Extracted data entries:
+-------+

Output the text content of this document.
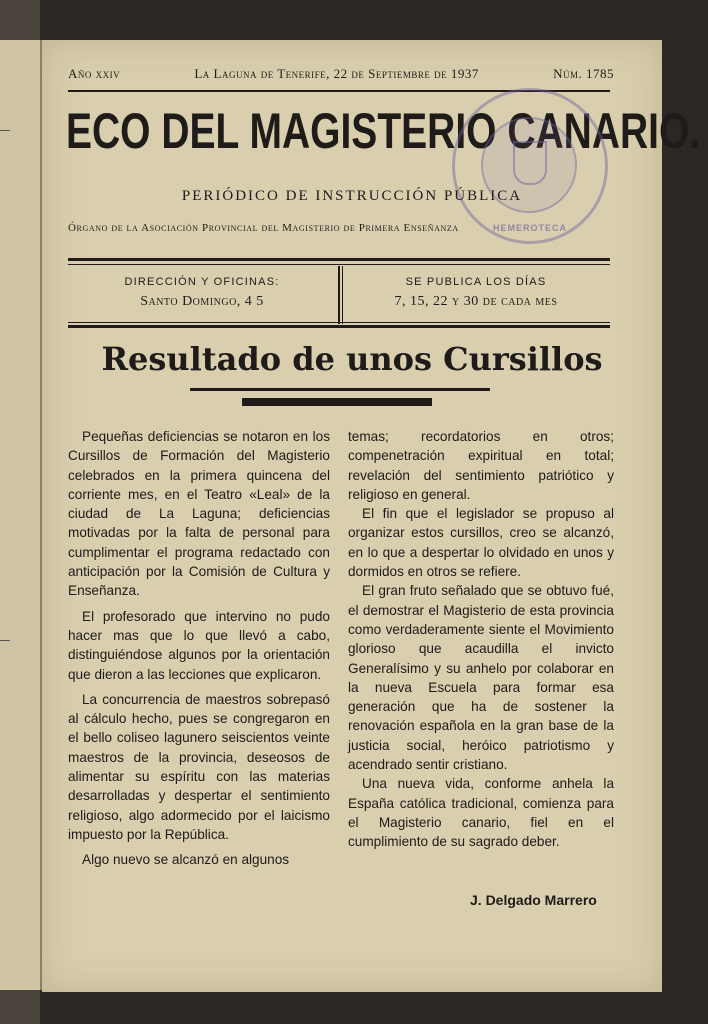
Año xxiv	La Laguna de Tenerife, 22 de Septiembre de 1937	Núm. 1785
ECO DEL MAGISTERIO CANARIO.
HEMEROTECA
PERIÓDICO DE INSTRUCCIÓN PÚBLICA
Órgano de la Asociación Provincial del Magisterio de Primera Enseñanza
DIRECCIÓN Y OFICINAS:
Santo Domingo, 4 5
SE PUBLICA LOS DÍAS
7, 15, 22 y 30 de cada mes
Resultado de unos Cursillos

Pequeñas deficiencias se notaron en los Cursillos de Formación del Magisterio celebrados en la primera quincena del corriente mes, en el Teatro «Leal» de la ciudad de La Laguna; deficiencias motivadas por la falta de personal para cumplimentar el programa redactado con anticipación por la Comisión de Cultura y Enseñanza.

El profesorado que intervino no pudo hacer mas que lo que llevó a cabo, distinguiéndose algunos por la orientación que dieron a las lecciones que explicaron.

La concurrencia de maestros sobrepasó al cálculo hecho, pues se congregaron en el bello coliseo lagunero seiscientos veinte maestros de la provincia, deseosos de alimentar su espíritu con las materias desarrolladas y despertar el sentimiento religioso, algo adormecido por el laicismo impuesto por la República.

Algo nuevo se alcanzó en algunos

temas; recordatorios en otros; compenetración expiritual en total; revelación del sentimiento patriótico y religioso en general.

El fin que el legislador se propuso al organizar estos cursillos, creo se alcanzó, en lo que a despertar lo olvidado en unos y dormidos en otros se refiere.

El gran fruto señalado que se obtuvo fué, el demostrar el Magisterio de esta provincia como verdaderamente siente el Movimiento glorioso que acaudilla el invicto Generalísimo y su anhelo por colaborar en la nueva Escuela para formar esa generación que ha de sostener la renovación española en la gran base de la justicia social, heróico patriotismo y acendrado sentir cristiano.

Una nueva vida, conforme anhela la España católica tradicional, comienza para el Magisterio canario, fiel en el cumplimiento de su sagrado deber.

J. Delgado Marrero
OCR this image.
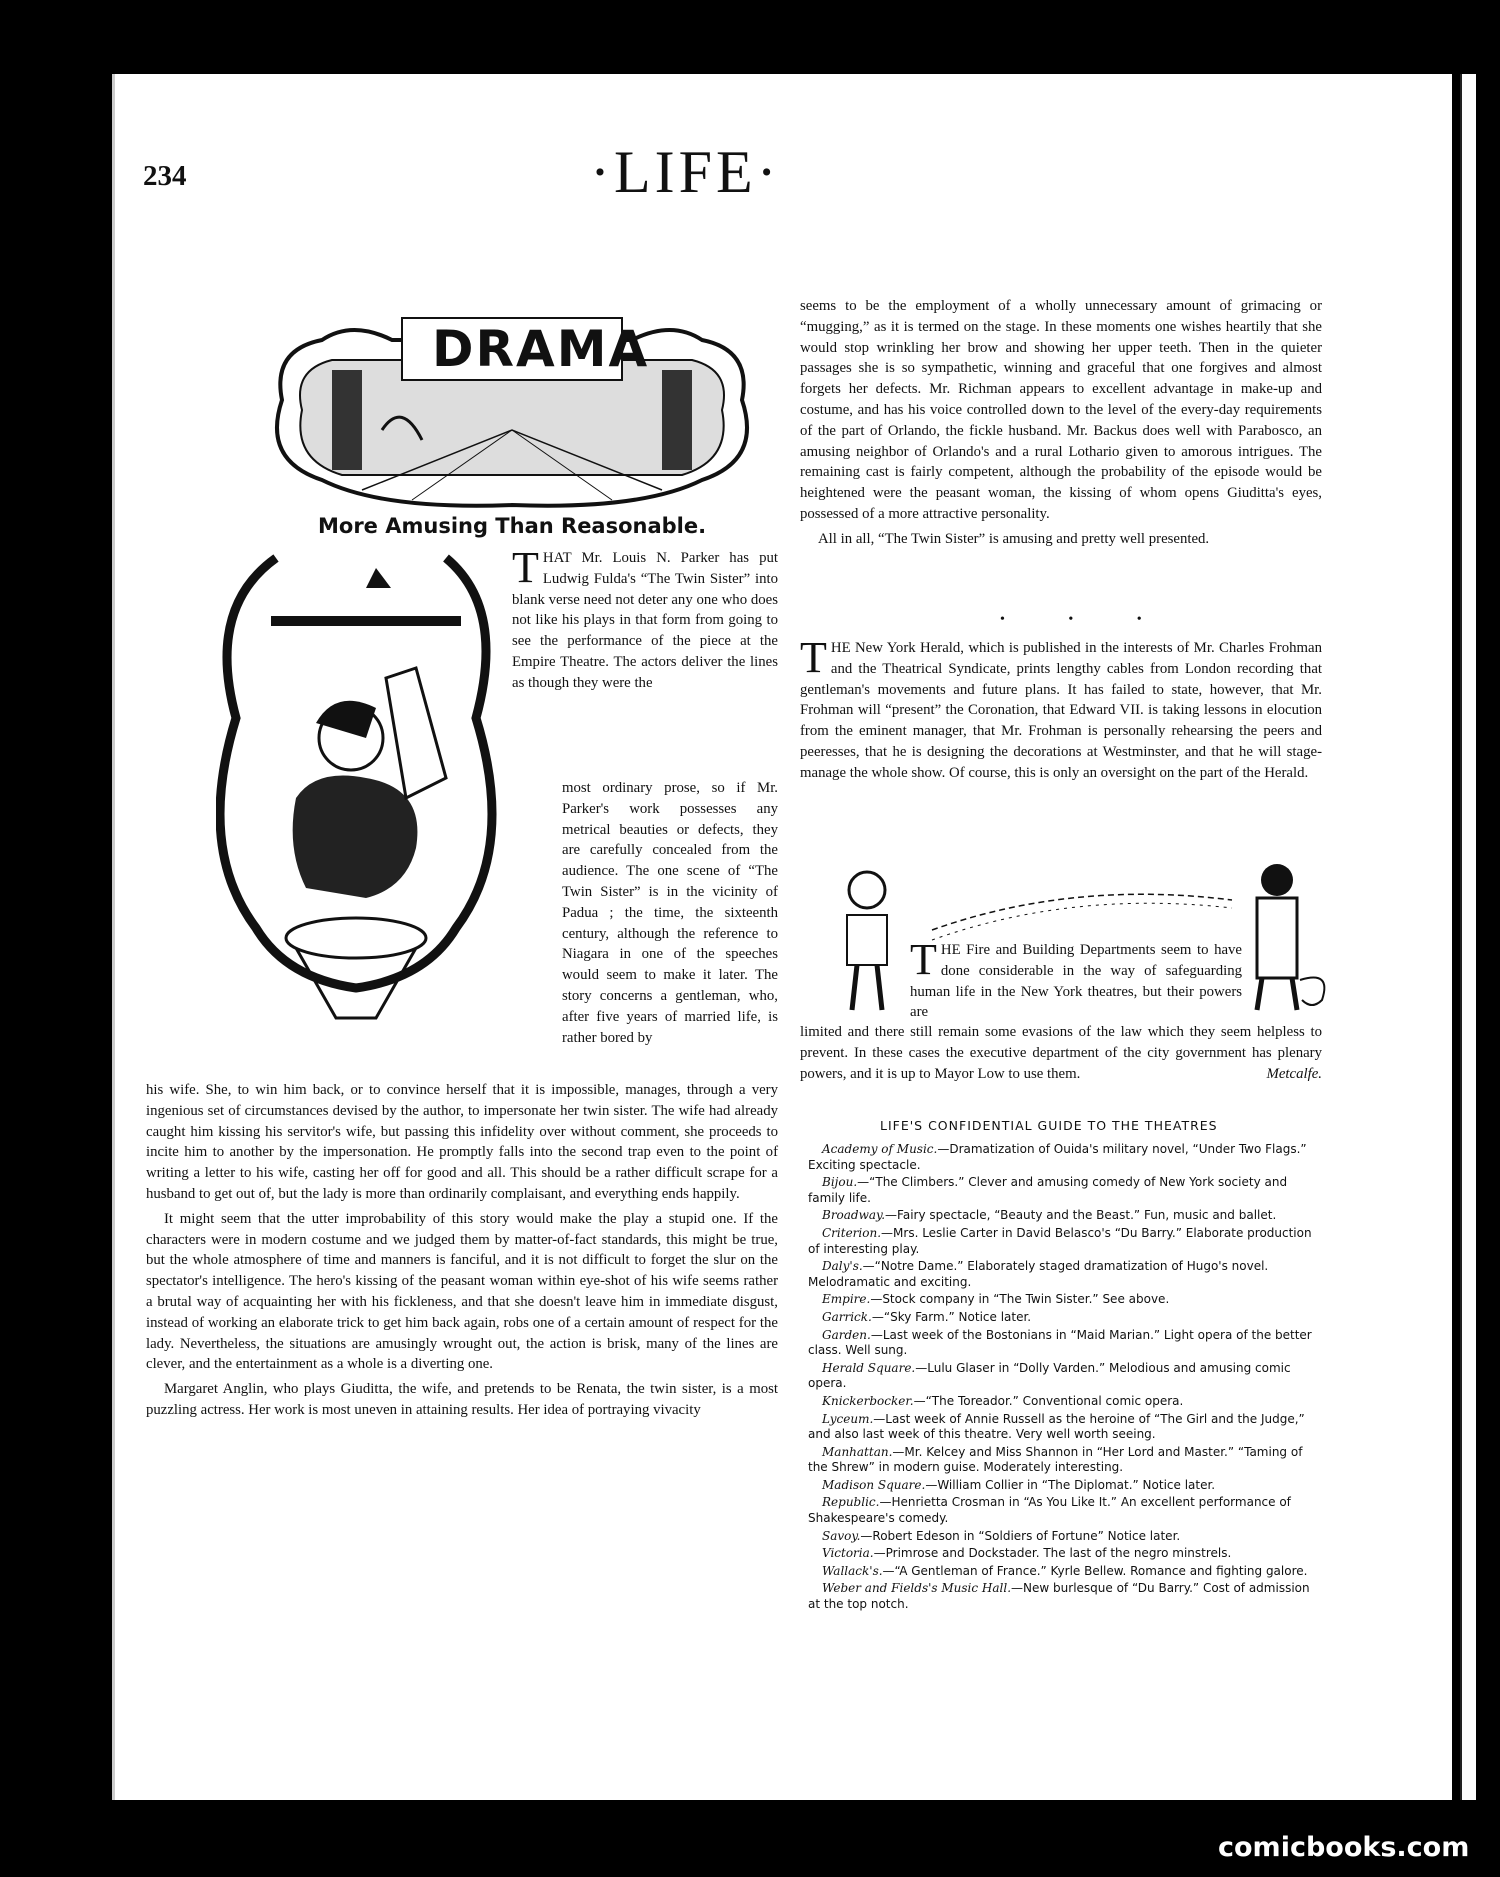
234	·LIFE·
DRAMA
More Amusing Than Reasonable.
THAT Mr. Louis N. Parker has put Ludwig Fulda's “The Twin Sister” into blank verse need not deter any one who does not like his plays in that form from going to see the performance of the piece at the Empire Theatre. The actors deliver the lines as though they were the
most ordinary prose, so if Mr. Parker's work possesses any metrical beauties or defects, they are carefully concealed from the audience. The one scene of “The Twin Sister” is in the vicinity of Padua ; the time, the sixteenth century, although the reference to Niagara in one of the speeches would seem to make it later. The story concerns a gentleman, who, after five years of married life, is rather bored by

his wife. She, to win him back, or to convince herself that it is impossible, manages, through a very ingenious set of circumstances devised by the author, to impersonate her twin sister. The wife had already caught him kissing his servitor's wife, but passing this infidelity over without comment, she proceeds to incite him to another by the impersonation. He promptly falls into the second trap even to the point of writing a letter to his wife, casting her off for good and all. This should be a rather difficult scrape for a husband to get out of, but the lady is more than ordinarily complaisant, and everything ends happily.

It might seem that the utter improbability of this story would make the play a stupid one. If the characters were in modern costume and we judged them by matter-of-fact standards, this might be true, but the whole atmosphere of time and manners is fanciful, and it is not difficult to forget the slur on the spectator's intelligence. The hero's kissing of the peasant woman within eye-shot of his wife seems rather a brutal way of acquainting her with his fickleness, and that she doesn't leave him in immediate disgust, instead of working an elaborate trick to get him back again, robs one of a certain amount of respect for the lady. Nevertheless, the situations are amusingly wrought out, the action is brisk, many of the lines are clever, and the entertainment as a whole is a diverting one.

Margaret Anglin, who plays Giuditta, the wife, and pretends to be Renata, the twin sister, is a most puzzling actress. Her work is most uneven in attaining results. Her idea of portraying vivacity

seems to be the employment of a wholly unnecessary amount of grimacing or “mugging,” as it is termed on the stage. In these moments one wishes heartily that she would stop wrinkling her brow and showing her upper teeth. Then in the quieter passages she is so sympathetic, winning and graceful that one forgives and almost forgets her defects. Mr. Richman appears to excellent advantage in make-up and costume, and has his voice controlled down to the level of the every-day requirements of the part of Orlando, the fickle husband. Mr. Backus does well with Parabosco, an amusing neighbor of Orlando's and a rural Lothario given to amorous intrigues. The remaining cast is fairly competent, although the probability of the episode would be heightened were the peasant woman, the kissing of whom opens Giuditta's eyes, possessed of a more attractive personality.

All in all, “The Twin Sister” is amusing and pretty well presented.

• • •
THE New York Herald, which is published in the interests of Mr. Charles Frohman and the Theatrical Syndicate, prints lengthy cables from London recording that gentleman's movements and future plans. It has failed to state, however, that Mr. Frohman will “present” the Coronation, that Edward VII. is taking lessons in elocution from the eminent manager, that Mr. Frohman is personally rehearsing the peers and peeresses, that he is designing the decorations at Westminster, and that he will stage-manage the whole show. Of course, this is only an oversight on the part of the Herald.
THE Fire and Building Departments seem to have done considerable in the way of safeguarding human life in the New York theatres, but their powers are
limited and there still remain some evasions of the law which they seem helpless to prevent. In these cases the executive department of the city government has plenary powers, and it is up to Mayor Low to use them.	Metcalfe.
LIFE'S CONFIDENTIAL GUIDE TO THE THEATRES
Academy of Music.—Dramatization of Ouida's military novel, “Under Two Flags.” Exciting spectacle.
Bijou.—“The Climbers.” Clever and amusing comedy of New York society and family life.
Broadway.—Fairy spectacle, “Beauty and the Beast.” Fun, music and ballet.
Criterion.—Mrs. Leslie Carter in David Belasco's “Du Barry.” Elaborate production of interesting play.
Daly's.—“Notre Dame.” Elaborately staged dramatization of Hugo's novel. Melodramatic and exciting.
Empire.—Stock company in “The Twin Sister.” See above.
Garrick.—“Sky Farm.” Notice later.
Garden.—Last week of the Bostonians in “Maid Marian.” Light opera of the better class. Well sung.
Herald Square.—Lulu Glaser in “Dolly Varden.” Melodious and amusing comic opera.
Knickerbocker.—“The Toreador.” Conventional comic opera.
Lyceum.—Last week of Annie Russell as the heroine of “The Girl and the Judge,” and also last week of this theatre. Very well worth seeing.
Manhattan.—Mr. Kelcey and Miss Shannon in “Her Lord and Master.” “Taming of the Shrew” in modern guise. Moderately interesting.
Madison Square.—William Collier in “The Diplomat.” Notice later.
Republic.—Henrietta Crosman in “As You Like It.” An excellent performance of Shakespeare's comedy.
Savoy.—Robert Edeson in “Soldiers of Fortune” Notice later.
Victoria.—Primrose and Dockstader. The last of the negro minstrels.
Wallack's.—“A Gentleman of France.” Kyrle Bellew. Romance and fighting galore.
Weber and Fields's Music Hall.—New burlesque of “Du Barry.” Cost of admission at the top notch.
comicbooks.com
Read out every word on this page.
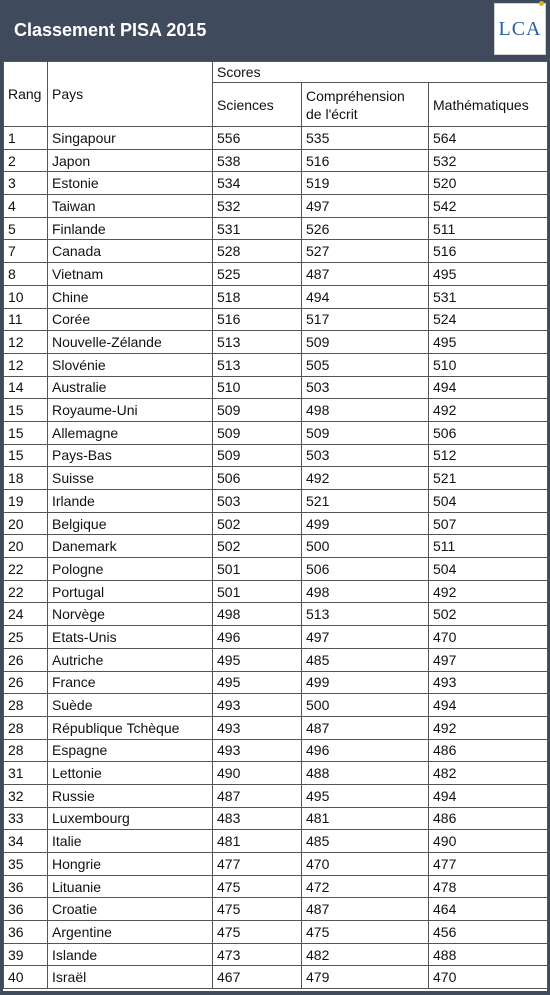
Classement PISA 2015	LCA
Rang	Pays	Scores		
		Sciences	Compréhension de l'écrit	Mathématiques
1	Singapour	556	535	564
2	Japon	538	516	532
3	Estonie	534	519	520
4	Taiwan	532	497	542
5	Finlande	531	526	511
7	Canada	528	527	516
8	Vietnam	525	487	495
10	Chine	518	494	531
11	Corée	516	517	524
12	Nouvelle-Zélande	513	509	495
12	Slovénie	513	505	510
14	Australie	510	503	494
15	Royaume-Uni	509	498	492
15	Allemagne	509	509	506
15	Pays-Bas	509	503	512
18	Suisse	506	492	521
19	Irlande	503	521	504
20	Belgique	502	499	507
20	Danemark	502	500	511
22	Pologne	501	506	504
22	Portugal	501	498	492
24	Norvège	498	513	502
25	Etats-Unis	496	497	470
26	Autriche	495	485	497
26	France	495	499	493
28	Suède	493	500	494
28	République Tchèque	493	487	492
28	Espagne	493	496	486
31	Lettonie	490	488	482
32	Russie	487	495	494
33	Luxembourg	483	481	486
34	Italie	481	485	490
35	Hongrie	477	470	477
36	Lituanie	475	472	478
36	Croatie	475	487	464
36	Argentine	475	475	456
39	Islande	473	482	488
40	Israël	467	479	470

+-------+

▶ _What to do_
In the listing above, find each line with the word "spectacle" and copy it.

▶ _Task answer_
Academy of Music.—Dramatization of Ouida's military novel, “Under Two Flags.” Exciting spectacle.
Broadway.—Fairy spectacle, “Beauty and the Beast.” Fun, music and ballet.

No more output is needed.